● Problem requirements: Output as a JSON list of strings the items that begin with the line containing "Itemize the components" and end with the line containing "bar-cap bbox=[597, 194, 606, 198]", one string per line with blank lines omitted. Leave the pictures out.
-- Given information start --
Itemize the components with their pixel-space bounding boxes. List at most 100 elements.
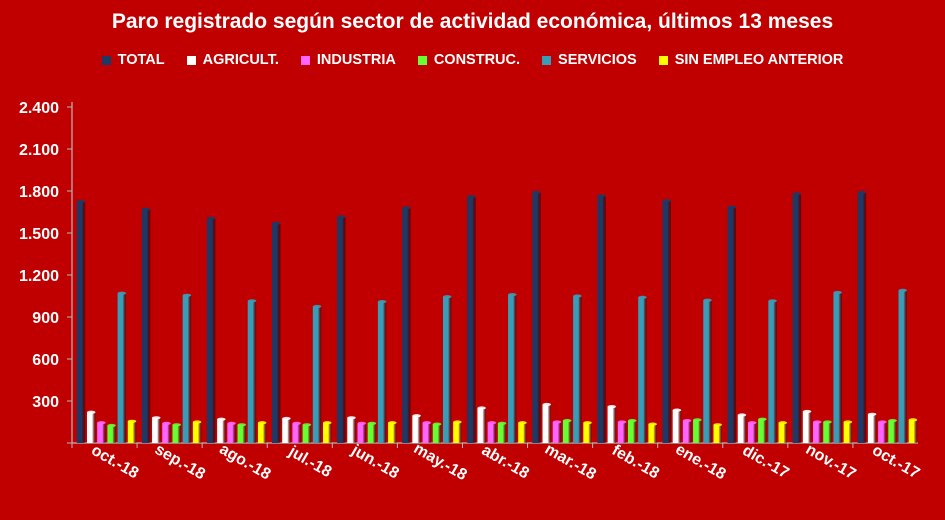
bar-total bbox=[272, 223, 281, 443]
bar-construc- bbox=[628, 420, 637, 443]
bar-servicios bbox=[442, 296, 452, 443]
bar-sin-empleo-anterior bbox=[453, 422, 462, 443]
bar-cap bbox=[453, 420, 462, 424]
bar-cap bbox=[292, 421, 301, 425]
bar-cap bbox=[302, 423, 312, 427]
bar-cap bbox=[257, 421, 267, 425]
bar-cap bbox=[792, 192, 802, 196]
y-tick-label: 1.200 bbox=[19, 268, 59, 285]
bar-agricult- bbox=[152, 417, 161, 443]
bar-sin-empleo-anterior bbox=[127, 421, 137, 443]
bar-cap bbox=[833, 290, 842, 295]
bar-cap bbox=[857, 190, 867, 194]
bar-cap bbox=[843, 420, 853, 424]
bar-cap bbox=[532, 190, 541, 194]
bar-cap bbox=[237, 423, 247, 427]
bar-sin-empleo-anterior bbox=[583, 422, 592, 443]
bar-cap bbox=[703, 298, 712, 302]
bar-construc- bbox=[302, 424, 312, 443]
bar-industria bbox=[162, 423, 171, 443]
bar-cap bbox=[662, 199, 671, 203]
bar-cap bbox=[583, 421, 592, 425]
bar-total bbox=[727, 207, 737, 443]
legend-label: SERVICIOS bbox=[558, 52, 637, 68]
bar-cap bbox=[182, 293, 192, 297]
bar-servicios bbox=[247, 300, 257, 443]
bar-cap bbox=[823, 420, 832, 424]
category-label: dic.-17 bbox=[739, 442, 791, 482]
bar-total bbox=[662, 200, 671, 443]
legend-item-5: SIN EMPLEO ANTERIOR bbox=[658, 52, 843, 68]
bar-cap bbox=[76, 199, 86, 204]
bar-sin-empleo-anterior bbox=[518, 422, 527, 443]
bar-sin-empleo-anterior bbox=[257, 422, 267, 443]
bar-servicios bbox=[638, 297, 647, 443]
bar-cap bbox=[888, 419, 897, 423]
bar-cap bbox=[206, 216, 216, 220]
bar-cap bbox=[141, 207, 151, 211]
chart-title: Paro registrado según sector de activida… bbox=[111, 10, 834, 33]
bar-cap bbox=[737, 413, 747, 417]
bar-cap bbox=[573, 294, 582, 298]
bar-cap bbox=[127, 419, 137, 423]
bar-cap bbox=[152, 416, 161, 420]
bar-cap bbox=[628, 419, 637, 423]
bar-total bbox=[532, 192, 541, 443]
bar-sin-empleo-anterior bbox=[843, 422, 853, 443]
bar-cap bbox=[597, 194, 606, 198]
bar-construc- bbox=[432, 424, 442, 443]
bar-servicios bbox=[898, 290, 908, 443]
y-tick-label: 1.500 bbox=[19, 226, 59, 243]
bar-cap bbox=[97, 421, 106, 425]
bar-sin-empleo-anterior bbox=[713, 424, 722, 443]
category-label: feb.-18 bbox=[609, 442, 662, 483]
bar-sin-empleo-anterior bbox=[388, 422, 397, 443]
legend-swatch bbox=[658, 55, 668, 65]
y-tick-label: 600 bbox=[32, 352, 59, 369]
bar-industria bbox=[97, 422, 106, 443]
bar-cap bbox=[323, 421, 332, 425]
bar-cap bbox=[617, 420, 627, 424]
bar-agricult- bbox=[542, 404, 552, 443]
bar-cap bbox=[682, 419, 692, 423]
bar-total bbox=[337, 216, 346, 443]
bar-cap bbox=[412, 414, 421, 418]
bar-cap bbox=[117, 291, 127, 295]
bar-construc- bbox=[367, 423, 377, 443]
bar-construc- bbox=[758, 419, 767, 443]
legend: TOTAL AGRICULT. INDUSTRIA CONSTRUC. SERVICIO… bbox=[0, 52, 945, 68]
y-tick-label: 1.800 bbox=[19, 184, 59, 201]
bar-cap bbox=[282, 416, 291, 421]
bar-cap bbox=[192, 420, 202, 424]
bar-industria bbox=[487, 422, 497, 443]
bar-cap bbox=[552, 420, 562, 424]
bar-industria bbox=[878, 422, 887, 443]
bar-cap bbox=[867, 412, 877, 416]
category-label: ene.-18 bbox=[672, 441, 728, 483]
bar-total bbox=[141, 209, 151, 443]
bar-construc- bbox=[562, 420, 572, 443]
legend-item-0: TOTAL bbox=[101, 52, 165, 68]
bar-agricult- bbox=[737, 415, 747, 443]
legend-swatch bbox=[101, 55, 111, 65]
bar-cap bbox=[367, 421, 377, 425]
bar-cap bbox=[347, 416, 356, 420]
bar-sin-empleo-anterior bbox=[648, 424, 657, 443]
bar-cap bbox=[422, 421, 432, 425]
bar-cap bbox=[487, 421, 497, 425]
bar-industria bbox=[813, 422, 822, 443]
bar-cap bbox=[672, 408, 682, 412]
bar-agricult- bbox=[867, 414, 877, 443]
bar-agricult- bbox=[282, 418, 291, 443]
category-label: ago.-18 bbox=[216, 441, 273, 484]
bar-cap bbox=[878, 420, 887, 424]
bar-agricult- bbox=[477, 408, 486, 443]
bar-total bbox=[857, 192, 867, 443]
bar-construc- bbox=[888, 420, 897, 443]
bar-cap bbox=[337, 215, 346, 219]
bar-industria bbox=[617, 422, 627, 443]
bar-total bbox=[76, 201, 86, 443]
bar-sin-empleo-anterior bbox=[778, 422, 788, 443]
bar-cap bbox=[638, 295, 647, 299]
-- Given information end --
-- Given information start --
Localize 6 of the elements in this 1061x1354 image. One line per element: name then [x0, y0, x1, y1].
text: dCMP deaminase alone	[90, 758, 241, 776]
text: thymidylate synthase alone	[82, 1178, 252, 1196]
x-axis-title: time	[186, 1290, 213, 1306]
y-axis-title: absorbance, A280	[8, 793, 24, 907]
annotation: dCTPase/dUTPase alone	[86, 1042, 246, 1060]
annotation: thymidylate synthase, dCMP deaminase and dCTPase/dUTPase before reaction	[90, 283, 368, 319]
-- Given information end --
-- Given information start --
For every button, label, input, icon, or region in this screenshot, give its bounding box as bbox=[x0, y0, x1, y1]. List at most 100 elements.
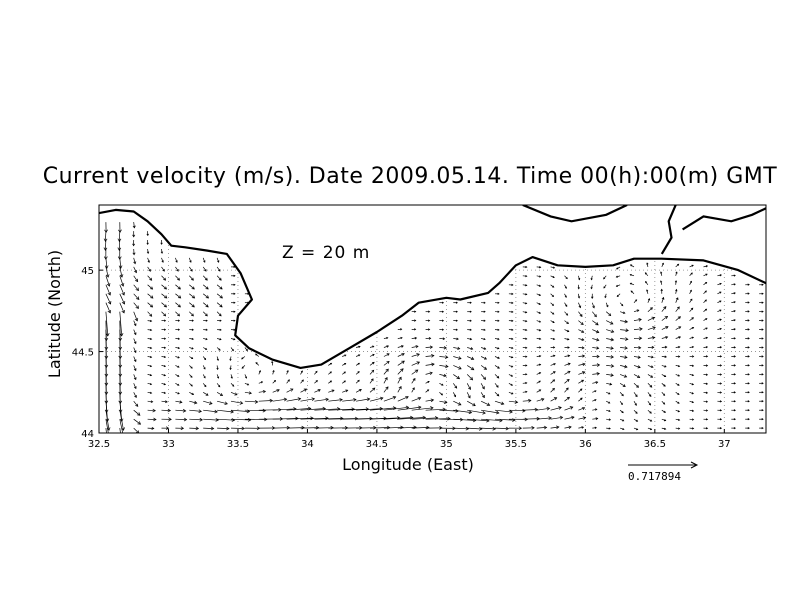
-- Given information end --
● The completed task:
[
  "Itemize the components with their pixel-space bounding boxes. List at most 100 elements.",
  "bar-total bbox=[272, 223, 281, 443]",
  "bar-construc- bbox=[628, 420, 637, 443]",
  "bar-servicios bbox=[442, 296, 452, 443]",
  "bar-sin-empleo-anterior bbox=[453, 422, 462, 443]",
  "bar-cap bbox=[453, 420, 462, 424]",
  "bar-cap bbox=[292, 421, 301, 425]",
  "bar-cap bbox=[302, 423, 312, 427]",
  "bar-cap bbox=[257, 421, 267, 425]",
  "bar-cap bbox=[792, 192, 802, 196]",
  "y-tick-label: 1.200 bbox=[19, 268, 59, 285]",
  "bar-agricult- bbox=[152, 417, 161, 443]",
  "bar-sin-empleo-anterior bbox=[127, 421, 137, 443]",
  "bar-cap bbox=[833, 290, 842, 295]",
  "bar-cap bbox=[857, 190, 867, 194]",
  "bar-cap bbox=[843, 420, 853, 424]",
  "bar-cap bbox=[532, 190, 541, 194]",
  "bar-cap bbox=[237, 423, 247, 427]",
  "bar-sin-empleo-anterior bbox=[583, 422, 592, 443]",
  "bar-cap bbox=[703, 298, 712, 302]",
  "bar-construc- bbox=[302, 424, 312, 443]",
  "bar-industria bbox=[162, 423, 171, 443]",
  "bar-cap bbox=[662, 199, 671, 203]",
  "bar-cap bbox=[583, 421, 592, 425]",
  "bar-total bbox=[727, 207, 737, 443]",
  "legend-label: SERVICIOS bbox=[558, 52, 637, 68]",
  "bar-cap bbox=[182, 293, 192, 297]",
  "bar-servicios bbox=[247, 300, 257, 443]",
  "bar-cap bbox=[823, 420, 832, 424]",
  "category-label: dic.-17 bbox=[739, 442, 791, 482]",
  "bar-total bbox=[662, 200, 671, 443]",
  "legend-item-5: SIN EMPLEO ANTERIOR bbox=[658, 52, 843, 68]",
  "bar-cap bbox=[76, 199, 86, 204]",
  "bar-sin-empleo-anterior bbox=[518, 422, 527, 443]",
  "bar-sin-empleo-anterior bbox=[257, 422, 267, 443]",
  "bar-servicios bbox=[638, 297, 647, 443]",
  "bar-cap bbox=[888, 419, 897, 423]",
  "bar-cap bbox=[206, 216, 216, 220]",
  "bar-cap bbox=[141, 207, 151, 211]",
  "chart-title: Paro registrado según sector de activida… bbox=[111, 10, 834, 33]",
  "bar-cap bbox=[737, 413, 747, 417]",
  "bar-cap bbox=[573, 294, 582, 298]",
  "bar-cap bbox=[127, 419, 137, 423]",
  "bar-cap bbox=[152, 416, 161, 420]",
  "bar-cap bbox=[628, 419, 637, 423]",
  "bar-total bbox=[532, 192, 541, 443]",
  "bar-sin-empleo-anterior bbox=[843, 422, 853, 443]",
  "bar-cap bbox=[597, 194, 606, 198]"
]